[Stated task]
Note each line where "What" appears, and copy it.

(Stored data)
::::::::
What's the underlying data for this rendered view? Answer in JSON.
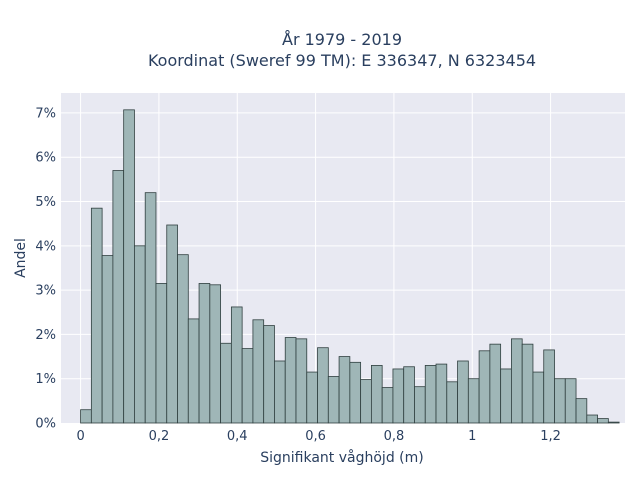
{
  "chart_data": {
    "type": "bar",
    "title_line1": "År 1979 - 2019",
    "title_line2": "Koordinat (Sweref 99 TM): E 336347, N 6323454",
    "xlabel": "Signifikant våghöjd (m)",
    "ylabel": "Andel",
    "xlim": [
      -0.05,
      1.39
    ],
    "ylim": [
      0,
      0.0745
    ],
    "x_ticks": [
      {
        "value": 0,
        "label": "0"
      },
      {
        "value": 0.2,
        "label": "0,2"
      },
      {
        "value": 0.4,
        "label": "0,4"
      },
      {
        "value": 0.6,
        "label": "0,6"
      },
      {
        "value": 0.8,
        "label": "0,8"
      },
      {
        "value": 1,
        "label": "1"
      },
      {
        "value": 1.2,
        "label": "1,2"
      }
    ],
    "y_ticks": [
      {
        "value": 0,
        "label": "0%"
      },
      {
        "value": 0.01,
        "label": "1%"
      },
      {
        "value": 0.02,
        "label": "2%"
      },
      {
        "value": 0.03,
        "label": "3%"
      },
      {
        "value": 0.04,
        "label": "4%"
      },
      {
        "value": 0.05,
        "label": "5%"
      },
      {
        "value": 0.06,
        "label": "6%"
      },
      {
        "value": 0.07,
        "label": "7%"
      }
    ],
    "grid": true,
    "bin_width": 0.0275,
    "bin_start": 0.0,
    "values": [
      0.003,
      0.0485,
      0.0378,
      0.057,
      0.0707,
      0.04,
      0.052,
      0.0315,
      0.0447,
      0.038,
      0.0235,
      0.0315,
      0.0312,
      0.018,
      0.0262,
      0.0168,
      0.0233,
      0.022,
      0.014,
      0.0193,
      0.019,
      0.0115,
      0.017,
      0.0105,
      0.015,
      0.0137,
      0.0098,
      0.013,
      0.008,
      0.0122,
      0.0127,
      0.0082,
      0.013,
      0.0133,
      0.0093,
      0.014,
      0.01,
      0.0163,
      0.0178,
      0.0122,
      0.019,
      0.0178,
      0.0115,
      0.0165,
      0.01,
      0.01,
      0.0055,
      0.0018,
      0.001,
      0.0002
    ],
    "colors": {
      "bar_fill": "#9fb6b7",
      "bar_stroke": "#2f3f3f",
      "plot_bg": "#e8e9f2",
      "grid": "#ffffff",
      "text": "#2a3f5f"
    }
  }
}
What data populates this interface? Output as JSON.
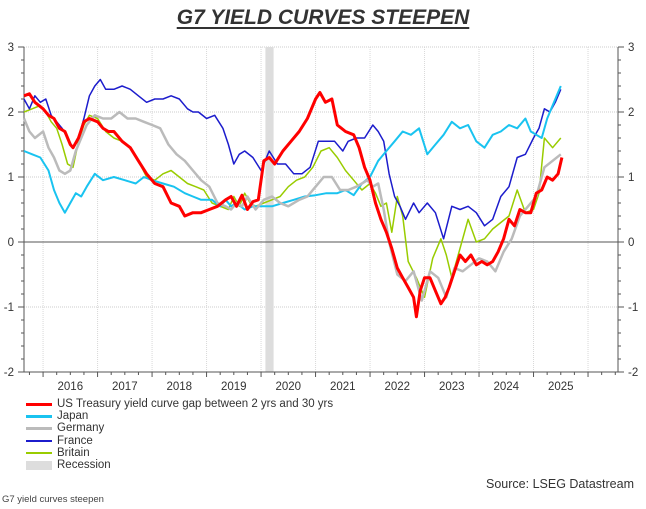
{
  "caption": "G7 yield curves steepen",
  "source": "Source: LSEG Datastream",
  "chart_data": {
    "type": "line",
    "title": "G7 YIELD CURVES STEEPEN",
    "xlabel": "",
    "ylabel": "",
    "xlim": [
      2015.65,
      2026.55
    ],
    "ylim": [
      -2,
      3
    ],
    "grid": true,
    "legend_position": "bottom-left",
    "x_tick_labels": [
      "2016",
      "2017",
      "2018",
      "2019",
      "2020",
      "2021",
      "2022",
      "2023",
      "2024",
      "2025"
    ],
    "y_tick_labels": [
      "3",
      "2",
      "1",
      "0",
      "-1",
      "-2"
    ],
    "y_ticks": [
      3,
      2,
      1,
      0,
      -1,
      -2
    ],
    "recession": {
      "label": "Recession",
      "start": 2020.08,
      "end": 2020.23,
      "color": "#dddddd"
    },
    "series": [
      {
        "name": "US Treasury yield curve gap between 2 yrs and 30 yrs",
        "color": "#ff0000",
        "width": 3,
        "x": [
          2015.65,
          2015.75,
          2015.85,
          2016.0,
          2016.1,
          2016.2,
          2016.3,
          2016.4,
          2016.5,
          2016.55,
          2016.65,
          2016.75,
          2016.85,
          2017.0,
          2017.1,
          2017.2,
          2017.3,
          2017.45,
          2017.6,
          2017.75,
          2017.9,
          2018.05,
          2018.2,
          2018.35,
          2018.5,
          2018.6,
          2018.75,
          2018.9,
          2019.05,
          2019.2,
          2019.35,
          2019.45,
          2019.55,
          2019.65,
          2019.75,
          2019.85,
          2019.95,
          2020.05,
          2020.15,
          2020.25,
          2020.4,
          2020.55,
          2020.7,
          2020.85,
          2021.0,
          2021.08,
          2021.18,
          2021.3,
          2021.4,
          2021.55,
          2021.7,
          2021.8,
          2021.9,
          2022.0,
          2022.1,
          2022.2,
          2022.3,
          2022.4,
          2022.5,
          2022.6,
          2022.7,
          2022.8,
          2022.85,
          2022.92,
          2023.0,
          2023.1,
          2023.2,
          2023.3,
          2023.38,
          2023.45,
          2023.55,
          2023.65,
          2023.75,
          2023.85,
          2023.95,
          2024.05,
          2024.15,
          2024.25,
          2024.35,
          2024.45,
          2024.55,
          2024.65,
          2024.75,
          2024.85,
          2024.95,
          2025.05,
          2025.15,
          2025.25,
          2025.35,
          2025.45,
          2025.52
        ],
        "y": [
          2.25,
          2.28,
          2.15,
          2.05,
          1.95,
          1.9,
          1.75,
          1.7,
          1.5,
          1.45,
          1.6,
          1.85,
          1.9,
          1.85,
          1.75,
          1.7,
          1.7,
          1.55,
          1.45,
          1.25,
          1.05,
          0.9,
          0.85,
          0.6,
          0.55,
          0.4,
          0.45,
          0.45,
          0.5,
          0.55,
          0.65,
          0.7,
          0.55,
          0.72,
          0.5,
          0.62,
          0.65,
          1.25,
          1.3,
          1.2,
          1.4,
          1.55,
          1.7,
          1.9,
          2.2,
          2.3,
          2.15,
          2.2,
          1.8,
          1.7,
          1.65,
          1.45,
          1.15,
          0.95,
          0.6,
          0.35,
          0.15,
          -0.1,
          -0.4,
          -0.55,
          -0.7,
          -0.85,
          -1.15,
          -0.75,
          -0.55,
          -0.55,
          -0.75,
          -0.95,
          -0.85,
          -0.7,
          -0.45,
          -0.2,
          -0.3,
          -0.2,
          -0.35,
          -0.3,
          -0.35,
          -0.3,
          -0.15,
          0.05,
          0.35,
          0.25,
          0.5,
          0.45,
          0.45,
          0.75,
          0.8,
          1.0,
          0.95,
          1.05,
          1.3
        ]
      },
      {
        "name": "Japan",
        "color": "#19c3f0",
        "width": 2,
        "x": [
          2015.65,
          2015.8,
          2015.95,
          2016.1,
          2016.2,
          2016.3,
          2016.4,
          2016.5,
          2016.6,
          2016.7,
          2016.8,
          2016.95,
          2017.1,
          2017.3,
          2017.5,
          2017.7,
          2017.85,
          2018.0,
          2018.2,
          2018.4,
          2018.6,
          2018.75,
          2018.9,
          2019.1,
          2019.25,
          2019.35,
          2019.45,
          2019.55,
          2019.7,
          2019.85,
          2020.0,
          2020.2,
          2020.4,
          2020.6,
          2020.8,
          2021.0,
          2021.2,
          2021.4,
          2021.55,
          2021.7,
          2021.85,
          2022.0,
          2022.15,
          2022.3,
          2022.45,
          2022.6,
          2022.75,
          2022.9,
          2023.05,
          2023.2,
          2023.35,
          2023.5,
          2023.65,
          2023.8,
          2023.95,
          2024.1,
          2024.25,
          2024.4,
          2024.55,
          2024.7,
          2024.85,
          2024.95,
          2025.05,
          2025.15,
          2025.25,
          2025.35,
          2025.5
        ],
        "y": [
          1.4,
          1.35,
          1.3,
          1.1,
          0.8,
          0.6,
          0.45,
          0.6,
          0.75,
          0.7,
          0.85,
          1.05,
          0.95,
          1.0,
          0.95,
          0.9,
          1.0,
          0.95,
          0.9,
          0.85,
          0.75,
          0.7,
          0.65,
          0.65,
          0.55,
          0.65,
          0.55,
          0.6,
          0.5,
          0.55,
          0.55,
          0.55,
          0.6,
          0.65,
          0.7,
          0.72,
          0.75,
          0.75,
          0.8,
          0.72,
          0.9,
          1.0,
          1.25,
          1.4,
          1.55,
          1.7,
          1.65,
          1.75,
          1.35,
          1.5,
          1.65,
          1.85,
          1.75,
          1.8,
          1.55,
          1.45,
          1.65,
          1.7,
          1.8,
          1.75,
          1.9,
          1.7,
          1.65,
          1.6,
          1.9,
          2.1,
          2.4
        ]
      },
      {
        "name": "Germany",
        "color": "#bbbbbb",
        "width": 2.5,
        "x": [
          2015.65,
          2015.75,
          2015.85,
          2016.0,
          2016.1,
          2016.2,
          2016.3,
          2016.4,
          2016.5,
          2016.6,
          2016.7,
          2016.8,
          2016.95,
          2017.1,
          2017.25,
          2017.4,
          2017.55,
          2017.7,
          2017.85,
          2018.0,
          2018.15,
          2018.3,
          2018.45,
          2018.6,
          2018.75,
          2018.9,
          2019.05,
          2019.2,
          2019.35,
          2019.45,
          2019.55,
          2019.65,
          2019.75,
          2019.9,
          2020.05,
          2020.2,
          2020.35,
          2020.5,
          2020.7,
          2020.85,
          2021.0,
          2021.15,
          2021.3,
          2021.45,
          2021.6,
          2021.75,
          2021.85,
          2021.95,
          2022.05,
          2022.15,
          2022.25,
          2022.35,
          2022.5,
          2022.65,
          2022.8,
          2022.95,
          2023.1,
          2023.25,
          2023.4,
          2023.55,
          2023.7,
          2023.85,
          2024.0,
          2024.15,
          2024.3,
          2024.45,
          2024.6,
          2024.75,
          2024.9,
          2025.05,
          2025.2,
          2025.35,
          2025.5
        ],
        "y": [
          1.9,
          1.7,
          1.6,
          1.7,
          1.45,
          1.3,
          1.1,
          1.05,
          1.1,
          1.4,
          1.6,
          1.8,
          1.95,
          1.9,
          1.9,
          2.0,
          1.9,
          1.9,
          1.85,
          1.8,
          1.75,
          1.5,
          1.35,
          1.25,
          1.1,
          0.95,
          0.85,
          0.6,
          0.55,
          0.5,
          0.6,
          0.55,
          0.7,
          0.5,
          0.65,
          0.7,
          0.6,
          0.55,
          0.65,
          0.7,
          0.85,
          1.0,
          1.0,
          0.8,
          0.8,
          0.85,
          0.9,
          0.95,
          0.85,
          0.9,
          0.5,
          0.0,
          -0.5,
          -0.6,
          -0.45,
          -0.9,
          -0.45,
          -0.55,
          -0.85,
          -0.4,
          -0.45,
          -0.35,
          -0.25,
          -0.3,
          -0.45,
          -0.15,
          0.05,
          0.4,
          0.55,
          0.7,
          1.15,
          1.25,
          1.35
        ]
      },
      {
        "name": "France",
        "color": "#1c1ccc",
        "width": 1.5,
        "x": [
          2015.65,
          2015.75,
          2015.85,
          2015.95,
          2016.05,
          2016.15,
          2016.25,
          2016.35,
          2016.45,
          2016.55,
          2016.65,
          2016.75,
          2016.85,
          2016.95,
          2017.05,
          2017.15,
          2017.3,
          2017.45,
          2017.6,
          2017.75,
          2017.9,
          2018.05,
          2018.2,
          2018.35,
          2018.5,
          2018.65,
          2018.75,
          2018.85,
          2019.0,
          2019.15,
          2019.3,
          2019.4,
          2019.5,
          2019.6,
          2019.7,
          2019.85,
          2020.0,
          2020.15,
          2020.3,
          2020.45,
          2020.6,
          2020.75,
          2020.9,
          2021.05,
          2021.2,
          2021.35,
          2021.5,
          2021.6,
          2021.75,
          2021.9,
          2022.05,
          2022.15,
          2022.25,
          2022.35,
          2022.45,
          2022.55,
          2022.65,
          2022.8,
          2022.9,
          2023.05,
          2023.2,
          2023.35,
          2023.5,
          2023.65,
          2023.8,
          2023.95,
          2024.1,
          2024.25,
          2024.4,
          2024.55,
          2024.7,
          2024.85,
          2025.0,
          2025.1,
          2025.2,
          2025.3,
          2025.4,
          2025.5
        ],
        "y": [
          2.2,
          2.05,
          2.25,
          2.15,
          2.2,
          1.95,
          1.85,
          1.75,
          1.6,
          1.45,
          1.6,
          1.9,
          2.25,
          2.4,
          2.5,
          2.35,
          2.35,
          2.4,
          2.35,
          2.25,
          2.15,
          2.2,
          2.2,
          2.25,
          2.2,
          2.05,
          2.0,
          2.0,
          1.9,
          1.95,
          1.75,
          1.5,
          1.2,
          1.35,
          1.4,
          1.3,
          1.1,
          1.4,
          1.2,
          1.2,
          1.05,
          1.05,
          1.15,
          1.55,
          1.55,
          1.55,
          1.4,
          1.55,
          1.6,
          1.6,
          1.8,
          1.7,
          1.55,
          1.05,
          0.7,
          0.55,
          0.35,
          0.6,
          0.45,
          0.6,
          0.45,
          0.05,
          0.55,
          0.5,
          0.55,
          0.45,
          0.25,
          0.35,
          0.7,
          0.85,
          1.3,
          1.35,
          1.6,
          1.75,
          2.05,
          2.0,
          2.15,
          2.35
        ]
      },
      {
        "name": "Britain",
        "color": "#99cc00",
        "width": 1.5,
        "x": [
          2015.65,
          2015.8,
          2015.95,
          2016.05,
          2016.15,
          2016.25,
          2016.35,
          2016.45,
          2016.55,
          2016.65,
          2016.75,
          2016.85,
          2017.0,
          2017.15,
          2017.3,
          2017.45,
          2017.6,
          2017.75,
          2017.9,
          2018.05,
          2018.2,
          2018.35,
          2018.5,
          2018.65,
          2018.8,
          2018.95,
          2019.1,
          2019.25,
          2019.4,
          2019.5,
          2019.6,
          2019.7,
          2019.8,
          2019.9,
          2020.05,
          2020.2,
          2020.35,
          2020.5,
          2020.65,
          2020.8,
          2020.95,
          2021.1,
          2021.25,
          2021.4,
          2021.55,
          2021.7,
          2021.85,
          2022.0,
          2022.1,
          2022.2,
          2022.3,
          2022.4,
          2022.5,
          2022.6,
          2022.7,
          2022.85,
          2023.0,
          2023.15,
          2023.3,
          2023.4,
          2023.5,
          2023.65,
          2023.8,
          2023.95,
          2024.1,
          2024.25,
          2024.4,
          2024.55,
          2024.7,
          2024.85,
          2025.0,
          2025.1,
          2025.2,
          2025.35,
          2025.5
        ],
        "y": [
          2.0,
          2.05,
          2.1,
          2.0,
          1.85,
          1.75,
          1.5,
          1.2,
          1.15,
          1.55,
          1.8,
          1.95,
          1.9,
          1.7,
          1.6,
          1.55,
          1.45,
          1.25,
          1.0,
          0.95,
          1.05,
          1.1,
          1.0,
          0.9,
          0.85,
          0.8,
          0.6,
          0.55,
          0.5,
          0.7,
          0.55,
          0.75,
          0.6,
          0.55,
          0.6,
          0.65,
          0.7,
          0.85,
          0.95,
          1.0,
          1.15,
          1.4,
          1.45,
          1.3,
          1.1,
          0.95,
          0.8,
          0.9,
          0.75,
          0.55,
          0.6,
          0.15,
          0.7,
          0.4,
          -0.3,
          -0.55,
          -0.85,
          -0.25,
          0.05,
          -0.2,
          -0.55,
          -0.1,
          0.35,
          0.0,
          0.05,
          0.2,
          0.3,
          0.4,
          0.8,
          0.45,
          0.5,
          0.75,
          1.6,
          1.45,
          1.6
        ]
      }
    ]
  }
}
::::::::
[Response for this exercise]
What's the underlying data for this rendered view? Answer in JSON.
What data populates this interface? Output as JSON.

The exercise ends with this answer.